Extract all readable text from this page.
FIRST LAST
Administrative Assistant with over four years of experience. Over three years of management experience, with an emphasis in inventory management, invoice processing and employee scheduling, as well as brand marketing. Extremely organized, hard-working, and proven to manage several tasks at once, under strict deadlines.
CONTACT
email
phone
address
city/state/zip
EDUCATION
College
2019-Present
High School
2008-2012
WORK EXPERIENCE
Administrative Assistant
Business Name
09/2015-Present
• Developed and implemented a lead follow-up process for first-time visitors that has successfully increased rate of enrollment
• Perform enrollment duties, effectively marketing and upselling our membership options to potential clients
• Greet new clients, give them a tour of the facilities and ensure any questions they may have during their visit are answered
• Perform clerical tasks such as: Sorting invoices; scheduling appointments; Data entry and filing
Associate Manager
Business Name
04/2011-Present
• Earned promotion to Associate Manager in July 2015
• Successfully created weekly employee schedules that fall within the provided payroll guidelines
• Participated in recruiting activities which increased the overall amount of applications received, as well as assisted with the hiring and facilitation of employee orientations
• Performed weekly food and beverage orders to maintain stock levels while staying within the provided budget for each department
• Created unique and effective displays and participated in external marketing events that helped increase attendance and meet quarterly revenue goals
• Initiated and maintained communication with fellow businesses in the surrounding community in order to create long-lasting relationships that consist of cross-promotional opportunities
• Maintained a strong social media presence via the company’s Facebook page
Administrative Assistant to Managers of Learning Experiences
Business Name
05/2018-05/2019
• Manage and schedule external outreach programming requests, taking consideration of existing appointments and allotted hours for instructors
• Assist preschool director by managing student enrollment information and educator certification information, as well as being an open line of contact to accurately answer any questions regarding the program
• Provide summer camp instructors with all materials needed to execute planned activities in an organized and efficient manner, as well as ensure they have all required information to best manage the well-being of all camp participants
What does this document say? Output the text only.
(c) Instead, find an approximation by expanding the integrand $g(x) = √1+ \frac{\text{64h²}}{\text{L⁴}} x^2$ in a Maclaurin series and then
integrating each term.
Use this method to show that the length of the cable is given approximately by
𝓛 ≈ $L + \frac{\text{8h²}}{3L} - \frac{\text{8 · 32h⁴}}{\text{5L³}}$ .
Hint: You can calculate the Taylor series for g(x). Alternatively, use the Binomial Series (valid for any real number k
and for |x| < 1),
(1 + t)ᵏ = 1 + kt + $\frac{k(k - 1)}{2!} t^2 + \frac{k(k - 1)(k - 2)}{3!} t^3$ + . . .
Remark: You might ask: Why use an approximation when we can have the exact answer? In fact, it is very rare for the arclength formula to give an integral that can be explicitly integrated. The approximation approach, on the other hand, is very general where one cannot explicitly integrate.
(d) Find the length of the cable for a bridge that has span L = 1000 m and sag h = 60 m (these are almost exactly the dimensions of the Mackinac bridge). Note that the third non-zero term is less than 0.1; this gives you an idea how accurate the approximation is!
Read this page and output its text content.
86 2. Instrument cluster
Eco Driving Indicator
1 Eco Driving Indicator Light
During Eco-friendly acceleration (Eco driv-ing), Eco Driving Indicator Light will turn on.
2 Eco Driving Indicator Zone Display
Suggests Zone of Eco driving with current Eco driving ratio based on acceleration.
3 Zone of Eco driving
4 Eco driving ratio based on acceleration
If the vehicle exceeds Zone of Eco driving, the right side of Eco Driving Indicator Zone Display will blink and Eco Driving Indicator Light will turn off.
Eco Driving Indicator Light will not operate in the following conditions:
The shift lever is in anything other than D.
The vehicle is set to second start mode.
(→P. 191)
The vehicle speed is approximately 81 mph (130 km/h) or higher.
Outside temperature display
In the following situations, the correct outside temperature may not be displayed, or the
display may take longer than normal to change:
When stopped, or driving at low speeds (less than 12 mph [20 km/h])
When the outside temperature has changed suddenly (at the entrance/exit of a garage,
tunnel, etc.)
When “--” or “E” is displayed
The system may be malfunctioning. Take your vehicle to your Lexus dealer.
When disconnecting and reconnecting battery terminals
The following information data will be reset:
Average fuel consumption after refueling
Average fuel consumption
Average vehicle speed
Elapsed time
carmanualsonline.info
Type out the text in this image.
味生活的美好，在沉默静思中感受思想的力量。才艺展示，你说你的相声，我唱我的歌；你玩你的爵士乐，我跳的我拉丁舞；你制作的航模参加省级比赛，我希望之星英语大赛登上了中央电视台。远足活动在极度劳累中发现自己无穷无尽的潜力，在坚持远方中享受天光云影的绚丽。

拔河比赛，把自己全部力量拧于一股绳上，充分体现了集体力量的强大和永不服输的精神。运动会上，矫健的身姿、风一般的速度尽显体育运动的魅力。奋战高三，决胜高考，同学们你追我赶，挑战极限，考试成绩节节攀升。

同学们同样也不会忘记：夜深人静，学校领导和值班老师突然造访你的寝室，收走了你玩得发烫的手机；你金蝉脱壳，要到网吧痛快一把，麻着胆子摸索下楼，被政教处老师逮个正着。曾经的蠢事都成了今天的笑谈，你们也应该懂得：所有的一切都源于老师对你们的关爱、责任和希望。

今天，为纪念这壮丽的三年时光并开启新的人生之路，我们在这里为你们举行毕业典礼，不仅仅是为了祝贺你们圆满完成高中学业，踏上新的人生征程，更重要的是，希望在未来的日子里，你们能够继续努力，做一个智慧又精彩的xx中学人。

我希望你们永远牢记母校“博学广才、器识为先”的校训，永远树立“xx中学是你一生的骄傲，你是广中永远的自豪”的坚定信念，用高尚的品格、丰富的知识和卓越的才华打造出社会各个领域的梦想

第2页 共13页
* * *
• [Instructions to follow]:
Every entry must be output again, exactly as written above.

• [Task answer]:
Extract all readable text from this page.
FIRST LAST
Administrative Assistant with over four years of experience. Over three years of management experience, with an emphasis in inventory management, invoice processing and employee scheduling, as well as brand marketing. Extremely organized, hard-working, and proven to manage several tasks at once, under strict deadlines.
CONTACT
email
phone
address
city/state/zip
EDUCATION
College
2019-Present
High School
2008-2012
WORK EXPERIENCE
Administrative Assistant
Business Name
09/2015-Present
• Developed and implemented a lead follow-up process for first-time visitors that has successfully increased rate of enrollment
• Perform enrollment duties, effectively marketing and upselling our membership options to potential clients
• Greet new clients, give them a tour of the facilities and ensure any questions they may have during their visit are answered
• Perform clerical tasks such as: Sorting invoices; scheduling appointments; Data entry and filing
Associate Manager
Business Name
04/2011-Present
• Earned promotion to Associate Manager in July 2015
• Successfully created weekly employee schedules that fall within the provided payroll guidelines
• Participated in recruiting activities which increased the overall amount of applications received, as well as assisted with the hiring and facilitation of employee orientations
• Performed weekly food and beverage orders to maintain stock levels while staying within the provided budget for each department
• Created unique and effective displays and participated in external marketing events that helped increase attendance and meet quarterly revenue goals
• Initiated and maintained communication with fellow businesses in the surrounding community in order to create long-lasting relationships that consist of cross-promotional opportunities
• Maintained a strong social media presence via the company’s Facebook page
Administrative Assistant to Managers of Learning Experiences
Business Name
05/2018-05/2019
• Manage and schedule external outreach programming requests, taking consideration of existing appointments and allotted hours for instructors
• Assist preschool director by managing student enrollment information and educator certification information, as well as being an open line of contact to accurately answer any questions regarding the program
• Provide summer camp instructors with all materials needed to execute planned activities in an organized and efficient manner, as well as ensure they have all required information to best manage the well-being of all camp participants
What does this document say? Output the text only.
(c) Instead, find an approximation by expanding the integrand $g(x) = √1+ \frac{\text{64h²}}{\text{L⁴}} x^2$ in a Maclaurin series and then
integrating each term.
Use this method to show that the length of the cable is given approximately by
𝓛 ≈ $L + \frac{\text{8h²}}{3L} - \frac{\text{8 · 32h⁴}}{\text{5L³}}$ .
Hint: You can calculate the Taylor series for g(x). Alternatively, use the Binomial Series (valid for any real number k
and for |x| < 1),
(1 + t)ᵏ = 1 + kt + $\frac{k(k - 1)}{2!} t^2 + \frac{k(k - 1)(k - 2)}{3!} t^3$ + . . .
Remark: You might ask: Why use an approximation when we can have the exact answer? In fact, it is very rare for the arclength formula to give an integral that can be explicitly integrated. The approximation approach, on the other hand, is very general where one cannot explicitly integrate.
(d) Find the length of the cable for a bridge that has span L = 1000 m and sag h = 60 m (these are almost exactly the dimensions of the Mackinac bridge). Note that the third non-zero term is less than 0.1; this gives you an idea how accurate the approximation is!
Read this page and output its text content.
86 2. Instrument cluster
Eco Driving Indicator
1 Eco Driving Indicator Light
During Eco-friendly acceleration (Eco driv-ing), Eco Driving Indicator Light will turn on.
2 Eco Driving Indicator Zone Display
Suggests Zone of Eco driving with current Eco driving ratio based on acceleration.
3 Zone of Eco driving
4 Eco driving ratio based on acceleration
If the vehicle exceeds Zone of Eco driving, the right side of Eco Driving Indicator Zone Display will blink and Eco Driving Indicator Light will turn off.
Eco Driving Indicator Light will not operate in the following conditions:
The shift lever is in anything other than D.
The vehicle is set to second start mode.
(→P. 191)
The vehicle speed is approximately 81 mph (130 km/h) or higher.
Outside temperature display
In the following situations, the correct outside temperature may not be displayed, or the
display may take longer than normal to change:
When stopped, or driving at low speeds (less than 12 mph [20 km/h])
When the outside temperature has changed suddenly (at the entrance/exit of a garage,
tunnel, etc.)
When “--” or “E” is displayed
The system may be malfunctioning. Take your vehicle to your Lexus dealer.
When disconnecting and reconnecting battery terminals
The following information data will be reset:
Average fuel consumption after refueling
Average fuel consumption
Average vehicle speed
Elapsed time
carmanualsonline.info
Type out the text in this image.
味生活的美好，在沉默静思中感受思想的力量。才艺展示，你说你的相声，我唱我的歌；你玩你的爵士乐，我跳的我拉丁舞；你制作的航模参加省级比赛，我希望之星英语大赛登上了中央电视台。远足活动在极度劳累中发现自己无穷无尽的潜力，在坚持远方中享受天光云影的绚丽。

拔河比赛，把自己全部力量拧于一股绳上，充分体现了集体力量的强大和永不服输的精神。运动会上，矫健的身姿、风一般的速度尽显体育运动的魅力。奋战高三，决胜高考，同学们你追我赶，挑战极限，考试成绩节节攀升。

同学们同样也不会忘记：夜深人静，学校领导和值班老师突然造访你的寝室，收走了你玩得发烫的手机；你金蝉脱壳，要到网吧痛快一把，麻着胆子摸索下楼，被政教处老师逮个正着。曾经的蠢事都成了今天的笑谈，你们也应该懂得：所有的一切都源于老师对你们的关爱、责任和希望。

今天，为纪念这壮丽的三年时光并开启新的人生之路，我们在这里为你们举行毕业典礼，不仅仅是为了祝贺你们圆满完成高中学业，踏上新的人生征程，更重要的是，希望在未来的日子里，你们能够继续努力，做一个智慧又精彩的xx中学人。

我希望你们永远牢记母校“博学广才、器识为先”的校训，永远树立“xx中学是你一生的骄傲，你是广中永远的自豪”的坚定信念，用高尚的品格、丰富的知识和卓越的才华打造出社会各个领域的梦想

第2页 共13页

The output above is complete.